--- EXTRACTED RECORDS ---

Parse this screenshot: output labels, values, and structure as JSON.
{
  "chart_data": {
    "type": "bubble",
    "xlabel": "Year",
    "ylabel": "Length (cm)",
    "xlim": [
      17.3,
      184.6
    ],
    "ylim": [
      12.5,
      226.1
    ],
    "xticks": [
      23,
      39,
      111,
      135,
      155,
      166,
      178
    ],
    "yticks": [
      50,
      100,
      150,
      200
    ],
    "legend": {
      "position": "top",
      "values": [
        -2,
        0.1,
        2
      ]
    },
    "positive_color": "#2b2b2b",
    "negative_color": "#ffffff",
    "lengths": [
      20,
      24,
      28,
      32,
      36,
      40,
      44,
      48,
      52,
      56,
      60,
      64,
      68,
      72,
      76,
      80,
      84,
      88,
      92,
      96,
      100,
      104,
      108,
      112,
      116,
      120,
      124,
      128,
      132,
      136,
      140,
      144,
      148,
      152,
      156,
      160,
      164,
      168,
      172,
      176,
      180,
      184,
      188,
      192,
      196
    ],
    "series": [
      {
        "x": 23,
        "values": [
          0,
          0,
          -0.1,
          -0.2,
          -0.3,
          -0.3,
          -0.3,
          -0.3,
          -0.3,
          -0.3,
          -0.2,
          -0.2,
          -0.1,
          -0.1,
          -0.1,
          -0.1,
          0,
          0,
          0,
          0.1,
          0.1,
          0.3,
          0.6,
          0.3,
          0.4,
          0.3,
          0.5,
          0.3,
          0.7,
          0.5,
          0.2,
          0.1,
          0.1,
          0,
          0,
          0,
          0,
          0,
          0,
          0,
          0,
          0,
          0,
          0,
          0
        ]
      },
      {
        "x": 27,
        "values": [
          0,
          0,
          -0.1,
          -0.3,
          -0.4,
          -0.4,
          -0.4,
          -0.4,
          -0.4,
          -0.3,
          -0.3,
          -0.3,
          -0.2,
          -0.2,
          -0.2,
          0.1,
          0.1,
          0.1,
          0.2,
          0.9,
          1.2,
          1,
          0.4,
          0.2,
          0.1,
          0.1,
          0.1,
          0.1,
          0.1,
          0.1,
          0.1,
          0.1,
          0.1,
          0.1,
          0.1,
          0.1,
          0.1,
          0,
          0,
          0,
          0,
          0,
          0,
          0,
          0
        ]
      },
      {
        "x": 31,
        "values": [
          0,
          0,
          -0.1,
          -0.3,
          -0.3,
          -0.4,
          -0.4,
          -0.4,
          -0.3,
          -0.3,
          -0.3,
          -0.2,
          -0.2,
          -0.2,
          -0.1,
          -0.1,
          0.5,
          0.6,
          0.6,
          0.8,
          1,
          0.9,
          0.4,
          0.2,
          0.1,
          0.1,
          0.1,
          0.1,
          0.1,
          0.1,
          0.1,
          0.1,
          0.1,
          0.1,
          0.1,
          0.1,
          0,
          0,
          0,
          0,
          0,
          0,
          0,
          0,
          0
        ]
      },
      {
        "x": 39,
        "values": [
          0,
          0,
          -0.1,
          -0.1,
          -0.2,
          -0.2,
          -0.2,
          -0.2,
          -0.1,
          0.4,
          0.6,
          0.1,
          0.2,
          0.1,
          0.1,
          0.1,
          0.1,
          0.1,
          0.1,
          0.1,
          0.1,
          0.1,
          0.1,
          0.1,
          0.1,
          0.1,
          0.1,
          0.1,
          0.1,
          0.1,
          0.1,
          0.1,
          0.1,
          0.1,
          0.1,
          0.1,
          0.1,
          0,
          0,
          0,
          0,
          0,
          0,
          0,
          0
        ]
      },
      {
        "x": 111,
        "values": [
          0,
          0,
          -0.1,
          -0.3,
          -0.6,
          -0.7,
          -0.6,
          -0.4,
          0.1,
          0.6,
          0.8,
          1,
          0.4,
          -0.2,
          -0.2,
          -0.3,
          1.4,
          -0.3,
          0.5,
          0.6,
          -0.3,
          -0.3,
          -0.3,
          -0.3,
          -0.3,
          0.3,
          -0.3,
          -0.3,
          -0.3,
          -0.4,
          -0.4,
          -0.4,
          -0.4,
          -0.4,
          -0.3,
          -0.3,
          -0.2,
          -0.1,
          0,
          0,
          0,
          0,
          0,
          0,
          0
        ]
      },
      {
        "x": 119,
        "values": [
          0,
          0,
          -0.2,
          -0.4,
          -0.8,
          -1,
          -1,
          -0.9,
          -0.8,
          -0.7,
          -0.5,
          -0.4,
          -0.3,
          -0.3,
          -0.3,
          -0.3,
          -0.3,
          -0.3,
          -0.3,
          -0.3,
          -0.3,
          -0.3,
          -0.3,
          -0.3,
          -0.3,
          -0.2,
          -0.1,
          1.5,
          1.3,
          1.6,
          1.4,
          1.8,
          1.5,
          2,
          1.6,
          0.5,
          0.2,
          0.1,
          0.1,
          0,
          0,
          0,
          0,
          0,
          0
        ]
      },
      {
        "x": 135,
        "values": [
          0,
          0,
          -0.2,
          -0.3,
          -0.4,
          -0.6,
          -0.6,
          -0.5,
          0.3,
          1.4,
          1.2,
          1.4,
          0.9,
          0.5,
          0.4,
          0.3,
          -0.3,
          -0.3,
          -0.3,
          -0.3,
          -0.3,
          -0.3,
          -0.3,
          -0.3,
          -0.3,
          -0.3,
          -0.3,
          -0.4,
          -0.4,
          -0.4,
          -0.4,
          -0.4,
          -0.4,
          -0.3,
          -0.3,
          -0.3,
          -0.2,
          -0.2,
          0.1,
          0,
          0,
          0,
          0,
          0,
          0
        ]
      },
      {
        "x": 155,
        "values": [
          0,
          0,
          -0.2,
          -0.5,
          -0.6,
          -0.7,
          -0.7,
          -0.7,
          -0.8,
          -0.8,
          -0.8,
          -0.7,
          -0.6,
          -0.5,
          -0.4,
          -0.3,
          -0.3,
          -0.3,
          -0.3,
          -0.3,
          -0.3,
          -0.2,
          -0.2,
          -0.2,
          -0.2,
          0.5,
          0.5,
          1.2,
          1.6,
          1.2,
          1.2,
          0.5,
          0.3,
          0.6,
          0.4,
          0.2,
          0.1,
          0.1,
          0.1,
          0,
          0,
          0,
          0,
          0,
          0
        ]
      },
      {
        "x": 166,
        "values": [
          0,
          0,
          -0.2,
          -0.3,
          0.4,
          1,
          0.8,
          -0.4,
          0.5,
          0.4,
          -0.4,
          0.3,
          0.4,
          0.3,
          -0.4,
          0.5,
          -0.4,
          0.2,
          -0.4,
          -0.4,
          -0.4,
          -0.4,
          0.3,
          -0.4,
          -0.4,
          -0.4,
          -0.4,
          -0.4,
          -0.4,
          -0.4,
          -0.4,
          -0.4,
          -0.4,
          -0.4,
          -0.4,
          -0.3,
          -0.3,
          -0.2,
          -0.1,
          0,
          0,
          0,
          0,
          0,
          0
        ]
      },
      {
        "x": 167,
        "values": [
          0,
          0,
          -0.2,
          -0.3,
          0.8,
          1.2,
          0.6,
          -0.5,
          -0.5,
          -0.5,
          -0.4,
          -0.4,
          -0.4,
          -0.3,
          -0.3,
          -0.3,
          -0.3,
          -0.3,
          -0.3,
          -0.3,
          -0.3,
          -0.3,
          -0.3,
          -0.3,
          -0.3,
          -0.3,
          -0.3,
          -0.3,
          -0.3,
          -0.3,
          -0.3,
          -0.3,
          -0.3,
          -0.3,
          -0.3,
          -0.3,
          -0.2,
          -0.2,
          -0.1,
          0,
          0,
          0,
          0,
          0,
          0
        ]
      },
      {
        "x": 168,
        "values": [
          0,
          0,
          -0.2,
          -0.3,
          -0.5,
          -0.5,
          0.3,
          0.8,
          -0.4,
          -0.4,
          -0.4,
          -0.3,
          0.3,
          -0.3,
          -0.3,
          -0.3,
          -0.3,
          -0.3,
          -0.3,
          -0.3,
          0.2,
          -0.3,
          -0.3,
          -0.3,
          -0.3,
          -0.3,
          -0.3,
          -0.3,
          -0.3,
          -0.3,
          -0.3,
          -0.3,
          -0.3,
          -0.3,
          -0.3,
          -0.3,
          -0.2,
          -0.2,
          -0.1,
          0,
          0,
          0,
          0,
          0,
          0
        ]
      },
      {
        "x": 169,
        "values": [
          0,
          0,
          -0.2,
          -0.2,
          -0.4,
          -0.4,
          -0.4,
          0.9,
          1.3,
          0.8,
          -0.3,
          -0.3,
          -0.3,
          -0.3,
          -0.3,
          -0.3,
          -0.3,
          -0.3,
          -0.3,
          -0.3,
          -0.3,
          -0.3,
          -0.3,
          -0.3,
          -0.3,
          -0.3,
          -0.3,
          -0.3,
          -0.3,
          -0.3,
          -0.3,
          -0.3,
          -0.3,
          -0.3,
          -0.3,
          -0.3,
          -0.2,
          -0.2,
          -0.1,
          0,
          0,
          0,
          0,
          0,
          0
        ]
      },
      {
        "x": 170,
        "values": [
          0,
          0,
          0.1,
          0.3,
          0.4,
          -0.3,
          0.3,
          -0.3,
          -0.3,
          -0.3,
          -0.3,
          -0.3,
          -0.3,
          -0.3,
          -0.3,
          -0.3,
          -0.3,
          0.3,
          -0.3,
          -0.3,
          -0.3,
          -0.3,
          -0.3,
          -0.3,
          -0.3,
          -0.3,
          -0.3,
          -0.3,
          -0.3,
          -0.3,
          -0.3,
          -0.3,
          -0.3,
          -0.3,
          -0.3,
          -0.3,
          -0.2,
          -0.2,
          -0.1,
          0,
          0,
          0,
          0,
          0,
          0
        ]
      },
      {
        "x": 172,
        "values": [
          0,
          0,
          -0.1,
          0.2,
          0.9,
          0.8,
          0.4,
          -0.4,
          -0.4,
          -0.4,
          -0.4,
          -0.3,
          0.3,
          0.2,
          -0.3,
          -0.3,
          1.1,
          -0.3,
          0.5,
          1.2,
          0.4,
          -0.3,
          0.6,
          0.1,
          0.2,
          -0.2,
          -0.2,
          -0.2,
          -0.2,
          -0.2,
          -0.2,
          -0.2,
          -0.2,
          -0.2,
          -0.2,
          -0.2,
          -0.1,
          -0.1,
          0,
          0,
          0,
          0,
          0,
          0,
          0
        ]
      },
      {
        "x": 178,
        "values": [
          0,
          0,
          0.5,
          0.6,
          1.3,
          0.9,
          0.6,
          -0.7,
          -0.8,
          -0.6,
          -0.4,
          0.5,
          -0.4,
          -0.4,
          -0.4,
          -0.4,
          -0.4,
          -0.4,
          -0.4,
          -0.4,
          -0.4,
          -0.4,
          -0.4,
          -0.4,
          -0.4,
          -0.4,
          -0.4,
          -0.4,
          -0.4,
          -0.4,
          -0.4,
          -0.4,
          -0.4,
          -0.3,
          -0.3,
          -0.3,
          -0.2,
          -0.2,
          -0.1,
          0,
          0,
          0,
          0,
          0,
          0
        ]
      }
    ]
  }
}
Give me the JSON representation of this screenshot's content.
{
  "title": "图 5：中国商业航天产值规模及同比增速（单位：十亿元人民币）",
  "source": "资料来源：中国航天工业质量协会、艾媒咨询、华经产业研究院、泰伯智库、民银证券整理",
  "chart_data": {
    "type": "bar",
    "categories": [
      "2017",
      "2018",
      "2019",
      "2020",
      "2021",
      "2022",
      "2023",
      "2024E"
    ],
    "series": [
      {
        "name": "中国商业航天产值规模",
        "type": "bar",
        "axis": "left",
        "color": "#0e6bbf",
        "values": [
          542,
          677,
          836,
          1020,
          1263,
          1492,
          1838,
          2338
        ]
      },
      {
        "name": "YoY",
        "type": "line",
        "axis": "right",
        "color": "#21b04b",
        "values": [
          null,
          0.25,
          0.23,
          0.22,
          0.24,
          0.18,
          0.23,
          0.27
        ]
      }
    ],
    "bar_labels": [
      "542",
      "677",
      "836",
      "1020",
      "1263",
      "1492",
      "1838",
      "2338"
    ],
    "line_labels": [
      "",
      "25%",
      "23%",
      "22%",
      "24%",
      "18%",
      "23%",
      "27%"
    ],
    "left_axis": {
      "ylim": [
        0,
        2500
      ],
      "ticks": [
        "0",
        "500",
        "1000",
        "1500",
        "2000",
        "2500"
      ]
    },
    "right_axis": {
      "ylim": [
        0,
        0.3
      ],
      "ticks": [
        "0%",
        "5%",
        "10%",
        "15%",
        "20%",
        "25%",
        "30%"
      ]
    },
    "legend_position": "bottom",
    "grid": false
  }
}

---

(EXERCISE DIRECTIONS)
Return the lines beginning at the one that contains "Give me the" and continuing through the last line of the data, exactly as they stand and without any others.

(COMPLETED TASK)
Give me the JSON representation of this screenshot's content.
{
  "title": "图 5：中国商业航天产值规模及同比增速（单位：十亿元人民币）",
  "source": "资料来源：中国航天工业质量协会、艾媒咨询、华经产业研究院、泰伯智库、民银证券整理",
  "chart_data": {
    "type": "bar",
    "categories": [
      "2017",
      "2018",
      "2019",
      "2020",
      "2021",
      "2022",
      "2023",
      "2024E"
    ],
    "series": [
      {
        "name": "中国商业航天产值规模",
        "type": "bar",
        "axis": "left",
        "color": "#0e6bbf",
        "values": [
          542,
          677,
          836,
          1020,
          1263,
          1492,
          1838,
          2338
        ]
      },
      {
        "name": "YoY",
        "type": "line",
        "axis": "right",
        "color": "#21b04b",
        "values": [
          null,
          0.25,
          0.23,
          0.22,
          0.24,
          0.18,
          0.23,
          0.27
        ]
      }
    ],
    "bar_labels": [
      "542",
      "677",
      "836",
      "1020",
      "1263",
      "1492",
      "1838",
      "2338"
    ],
    "line_labels": [
      "",
      "25%",
      "23%",
      "22%",
      "24%",
      "18%",
      "23%",
      "27%"
    ],
    "left_axis": {
      "ylim": [
        0,
        2500
      ],
      "ticks": [
        "0",
        "500",
        "1000",
        "1500",
        "2000",
        "2500"
      ]
    },
    "right_axis": {
      "ylim": [
        0,
        0.3
      ],
      "ticks": [
        "0%",
        "5%",
        "10%",
        "15%",
        "20%",
        "25%",
        "30%"
      ]
    },
    "legend_position": "bottom",
    "grid": false
  }
}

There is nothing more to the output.